→ **Aim 1**:
List every sports team named in the commentary on local sports teams.

→ **Extract provided**:
Some myths die hard and the legendary rowdy behavior of the local sports fan is one of them. I will resist beating that dead horse again.
On the other hand, the lack of championship trophies and parades on Broad Street are a matter of public record. Regrettably, it doesn’t appear the totals will increase in the near future.
The Eagles, so close a mere year and a half ago, are now a mediocre team as their 4-3 record attests. Their weaknesses are numerous on both sides of the ball and, more critically, on the sidelines themselves. Coach Andy Reid, a good judge of talent before the games begin, is a rotten administrator when it comes to play-calling and time management. It isn’t as though the final minutes of either half sneak up on Andy; he just doesn’t seem to know what to do when they arrive. Presumably, he runs his charges through two minute drills; the question is, who runs Andy through his? Maybe he should take a cue from the Phillies and hire more ex-head coaches for his staff. Suffice it to say the love affair with Andy is all but over in this town. You know that to be the case when the press, bloggers, cab drivers and hotel doormen all mimic his “This one’s on me” post-game mea-culpas.
Meanwhile, across the street things are even worse if that can be imagined.
The Flyers may be the only organization since the Arizona Diamondbacks hired and fired Wally Bachman within forty-eight hours to give a three-year contract extension to their coach only to fire him a few weeks later. I guess owner Ed Snider knows he is on the hook for that one.

→ **Extracted material**:
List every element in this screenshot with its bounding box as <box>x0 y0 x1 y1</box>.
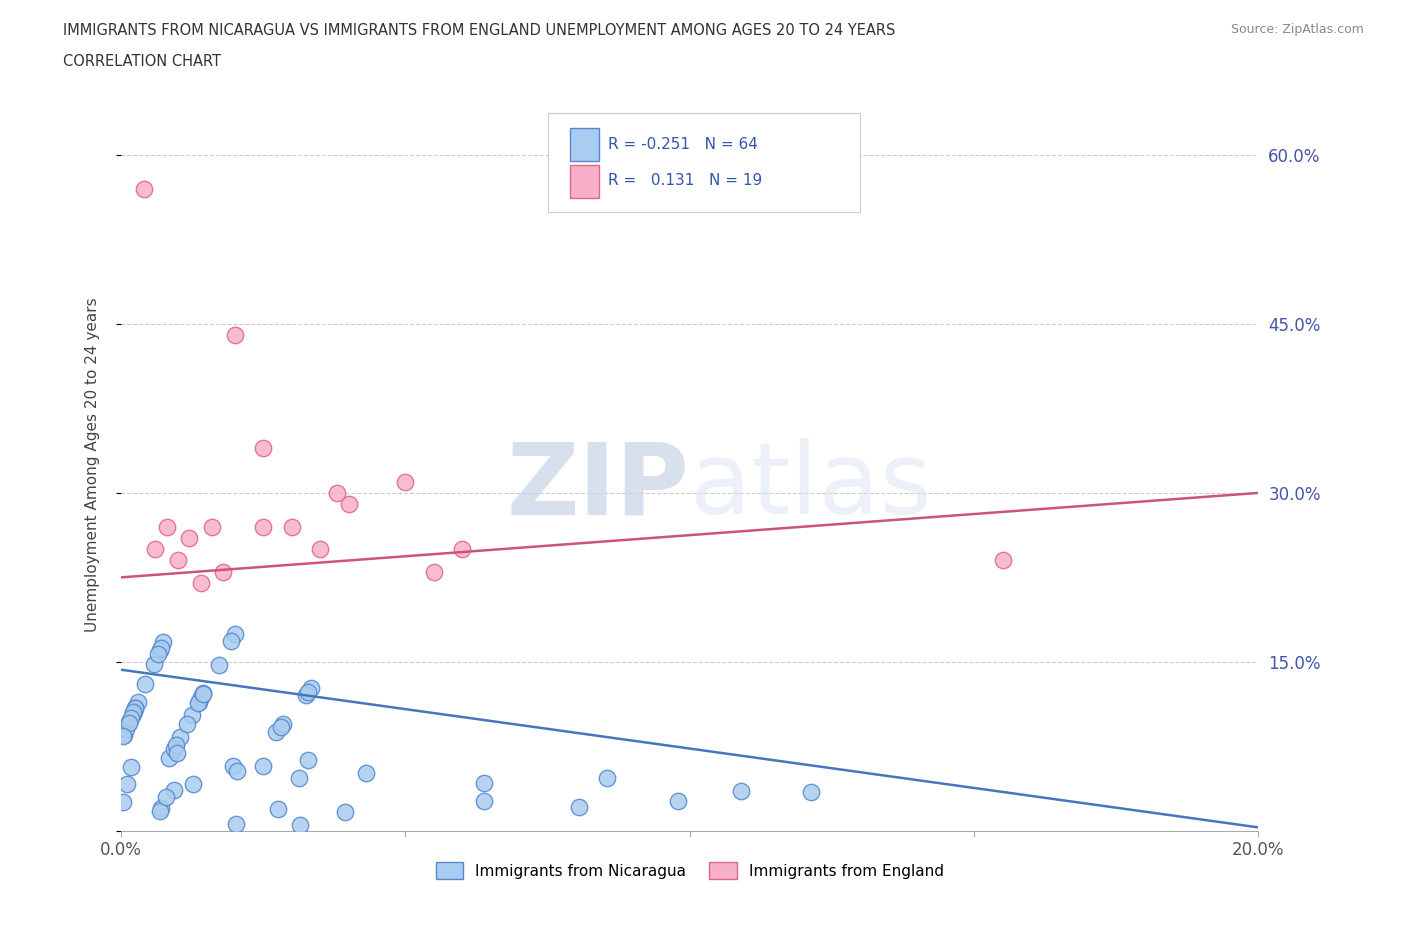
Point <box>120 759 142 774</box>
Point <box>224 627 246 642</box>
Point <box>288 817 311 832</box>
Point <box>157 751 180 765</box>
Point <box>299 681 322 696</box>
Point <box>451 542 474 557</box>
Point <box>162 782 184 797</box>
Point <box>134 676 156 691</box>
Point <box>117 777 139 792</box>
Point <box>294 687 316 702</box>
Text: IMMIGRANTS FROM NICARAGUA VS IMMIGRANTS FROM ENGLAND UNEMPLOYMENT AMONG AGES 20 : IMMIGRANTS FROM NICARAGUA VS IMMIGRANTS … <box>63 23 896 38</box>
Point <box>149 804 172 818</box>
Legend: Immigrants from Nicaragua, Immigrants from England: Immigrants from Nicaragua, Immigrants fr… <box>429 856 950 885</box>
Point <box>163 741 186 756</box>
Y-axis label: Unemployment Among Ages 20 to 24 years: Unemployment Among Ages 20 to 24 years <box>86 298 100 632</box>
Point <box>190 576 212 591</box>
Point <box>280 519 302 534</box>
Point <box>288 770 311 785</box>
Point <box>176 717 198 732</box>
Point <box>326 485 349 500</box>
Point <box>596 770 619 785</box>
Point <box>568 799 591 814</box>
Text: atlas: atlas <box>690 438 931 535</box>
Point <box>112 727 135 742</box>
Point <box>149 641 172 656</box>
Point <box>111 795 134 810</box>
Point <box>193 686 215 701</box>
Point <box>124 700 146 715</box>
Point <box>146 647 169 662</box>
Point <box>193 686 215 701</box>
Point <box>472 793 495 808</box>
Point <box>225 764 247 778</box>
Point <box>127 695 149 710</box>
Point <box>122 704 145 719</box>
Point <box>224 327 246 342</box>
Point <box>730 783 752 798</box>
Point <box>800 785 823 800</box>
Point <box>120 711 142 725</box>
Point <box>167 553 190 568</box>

→ **Aim 2**:
Copy the rows starting at the one containing "Point <box>120 759 142 774</box>" and ending at the one containing "Point <box>294 687 316 702</box>", with both of those rows included.

→ **Task output 1**:
The Eagles, the Phillies, the Arizona Diamondbacks, the Flyers

→ **Task output 2**:
Point <box>120 759 142 774</box>
Point <box>224 627 246 642</box>
Point <box>288 817 311 832</box>
Point <box>157 751 180 765</box>
Point <box>299 681 322 696</box>
Point <box>451 542 474 557</box>
Point <box>162 782 184 797</box>
Point <box>134 676 156 691</box>
Point <box>117 777 139 792</box>
Point <box>294 687 316 702</box>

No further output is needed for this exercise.